REQUIRED ACTIONS
**A.** According to the biography of Dirk-Ulrich Mende, in which two cities did he study law?
**B.** Extend the biography of Dirk-Ulrich Mende, picking up right after its last sentence.

READING TEXT
⁂
Dirk-Ulrich Mende (born 26 December 1957 in Münster) is a German politician of the Social Democratic Party (SPD) who has been serving as a member of the German Bundestag since 2023. and was the Lord Mayor (Oberbürgermeister) of the town of Celle in North Germany.

==Early life and education==
Mende studied law in Marburg and Göttingen and passed his state legal exams in 1987.

Thereafter Mende was employed as the president of the regional council in Kassel, at the former Federal Office for the Recognition of Refugees (now the Federal Ministry of Migration (Bundesamt für Migration), at the Hesse State Welfare Agency (Landeswohlfahrtsverband Hessen) in Kassel, at the Schleswig-Holstein State Insurance Institution (Landesversicherungsanstalt Schleswig-Holstein) and at Lower Saxony's State Ministry for Social Welfare, Women, Families and Health (Niedersächsisches Ministerium für Soziales, Frauen, Familie und Gesundheit).

==Political career==
===Career in local politics===
Since 1975 Mende has been a member of the SPD and since 1972 an honorary member of the Worker's Welfare Association (Arbeiterwohlfahrt).

From 1999 to 2003 Mende was the leader of the SPD party in the State Parliament of Lower Saxony. From 2003 to 2008 Mende was the divisional head (Referatsleiter) of the Lower Saxon Ministry for Home Affairs, Sport and Integration. There he worked for five years in the area of administrative modernisation and then in the field of integration.
⁂
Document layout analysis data
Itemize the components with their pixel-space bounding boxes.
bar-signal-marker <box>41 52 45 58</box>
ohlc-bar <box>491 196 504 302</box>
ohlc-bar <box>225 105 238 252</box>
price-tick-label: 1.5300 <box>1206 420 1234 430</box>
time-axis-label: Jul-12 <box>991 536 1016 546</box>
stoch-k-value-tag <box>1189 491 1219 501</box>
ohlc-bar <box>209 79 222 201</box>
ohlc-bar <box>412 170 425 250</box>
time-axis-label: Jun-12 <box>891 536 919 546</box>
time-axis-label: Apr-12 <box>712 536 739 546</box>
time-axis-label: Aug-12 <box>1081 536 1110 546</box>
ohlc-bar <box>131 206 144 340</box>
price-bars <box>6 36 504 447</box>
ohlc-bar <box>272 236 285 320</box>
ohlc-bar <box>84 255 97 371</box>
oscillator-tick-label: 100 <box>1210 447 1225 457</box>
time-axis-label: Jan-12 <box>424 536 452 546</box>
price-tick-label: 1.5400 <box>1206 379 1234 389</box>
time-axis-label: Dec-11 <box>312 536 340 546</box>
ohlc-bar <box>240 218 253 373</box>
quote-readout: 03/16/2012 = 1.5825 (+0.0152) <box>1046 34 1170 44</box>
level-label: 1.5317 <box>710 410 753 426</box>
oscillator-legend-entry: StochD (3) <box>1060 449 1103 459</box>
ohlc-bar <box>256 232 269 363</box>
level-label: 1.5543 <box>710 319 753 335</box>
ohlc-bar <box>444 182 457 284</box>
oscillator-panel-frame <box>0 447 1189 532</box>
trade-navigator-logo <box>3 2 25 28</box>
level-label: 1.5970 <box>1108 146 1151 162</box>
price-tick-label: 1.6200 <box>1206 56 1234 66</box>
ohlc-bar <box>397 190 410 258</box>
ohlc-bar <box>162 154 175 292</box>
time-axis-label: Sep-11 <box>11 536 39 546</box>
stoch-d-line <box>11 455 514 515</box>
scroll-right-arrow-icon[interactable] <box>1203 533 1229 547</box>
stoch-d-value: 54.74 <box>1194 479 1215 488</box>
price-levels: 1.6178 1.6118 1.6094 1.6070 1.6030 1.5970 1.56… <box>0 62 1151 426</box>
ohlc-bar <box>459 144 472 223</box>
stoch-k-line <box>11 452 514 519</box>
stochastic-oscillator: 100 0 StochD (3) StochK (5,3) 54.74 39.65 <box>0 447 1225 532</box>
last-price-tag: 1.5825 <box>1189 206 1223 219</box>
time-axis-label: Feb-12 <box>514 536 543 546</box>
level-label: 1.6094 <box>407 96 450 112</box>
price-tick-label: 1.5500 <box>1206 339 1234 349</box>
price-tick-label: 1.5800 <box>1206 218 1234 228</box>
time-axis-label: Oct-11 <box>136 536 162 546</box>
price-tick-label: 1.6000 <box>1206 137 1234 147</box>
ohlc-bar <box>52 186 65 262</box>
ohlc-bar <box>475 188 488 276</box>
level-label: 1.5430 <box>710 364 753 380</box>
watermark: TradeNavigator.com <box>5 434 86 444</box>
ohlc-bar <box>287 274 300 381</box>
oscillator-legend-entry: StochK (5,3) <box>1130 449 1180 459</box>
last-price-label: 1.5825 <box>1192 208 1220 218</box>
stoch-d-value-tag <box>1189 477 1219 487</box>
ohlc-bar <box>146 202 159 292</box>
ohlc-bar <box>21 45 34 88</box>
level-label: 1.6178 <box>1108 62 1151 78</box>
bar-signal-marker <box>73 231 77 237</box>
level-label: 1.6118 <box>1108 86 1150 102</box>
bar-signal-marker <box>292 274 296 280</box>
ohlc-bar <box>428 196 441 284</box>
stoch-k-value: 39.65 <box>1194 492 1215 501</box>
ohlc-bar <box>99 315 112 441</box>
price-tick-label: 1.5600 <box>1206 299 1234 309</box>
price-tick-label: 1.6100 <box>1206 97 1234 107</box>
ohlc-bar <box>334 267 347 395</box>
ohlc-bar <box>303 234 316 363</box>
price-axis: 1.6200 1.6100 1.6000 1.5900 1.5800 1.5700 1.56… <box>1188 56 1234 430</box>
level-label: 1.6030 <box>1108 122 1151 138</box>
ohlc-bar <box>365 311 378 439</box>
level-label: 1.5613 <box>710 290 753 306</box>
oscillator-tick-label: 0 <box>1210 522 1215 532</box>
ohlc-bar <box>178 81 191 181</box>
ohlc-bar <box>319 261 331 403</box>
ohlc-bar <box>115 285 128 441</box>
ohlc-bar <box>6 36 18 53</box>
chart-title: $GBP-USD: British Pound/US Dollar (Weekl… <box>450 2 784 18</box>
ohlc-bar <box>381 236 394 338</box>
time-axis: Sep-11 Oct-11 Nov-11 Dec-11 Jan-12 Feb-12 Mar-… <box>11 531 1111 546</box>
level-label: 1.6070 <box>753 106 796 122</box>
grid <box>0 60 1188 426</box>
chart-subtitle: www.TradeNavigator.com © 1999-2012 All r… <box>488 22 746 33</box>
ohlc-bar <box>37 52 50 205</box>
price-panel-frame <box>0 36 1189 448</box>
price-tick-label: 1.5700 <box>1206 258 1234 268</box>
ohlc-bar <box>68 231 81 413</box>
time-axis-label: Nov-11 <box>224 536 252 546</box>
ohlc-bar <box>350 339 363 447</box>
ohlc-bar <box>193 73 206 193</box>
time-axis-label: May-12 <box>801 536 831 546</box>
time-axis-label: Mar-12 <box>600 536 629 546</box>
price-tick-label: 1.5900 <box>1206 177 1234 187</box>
⁂
SOLVED TASKS
**A.** Marburg and Göttingen

**B.**
From 22 February 2009 Mende served as the Lord Mayor (Oberbürgermeister) of the town of Celle in Lower Saxony, having won at the first vote with a clear and "surprising" majority of 50.8%. He has been elected for a term of office lasting to 2017.

Mende lost the 2016 elections against his CDU opponent Jörg Nigge. Therefore, his regular period in office ended in February 2017.

===Member of the German Parliament, 2023–present===
In the 2021 German federal election, Mende contested Celle – Uelzen but came second. In 2023, he moved up the list after Andreas Philippi resigned. He has since been serving on the Health Committee.

==Other activities==
- Securvita BKK, Member of the Supervisory Board

==Personal life==
Mende is married with three children.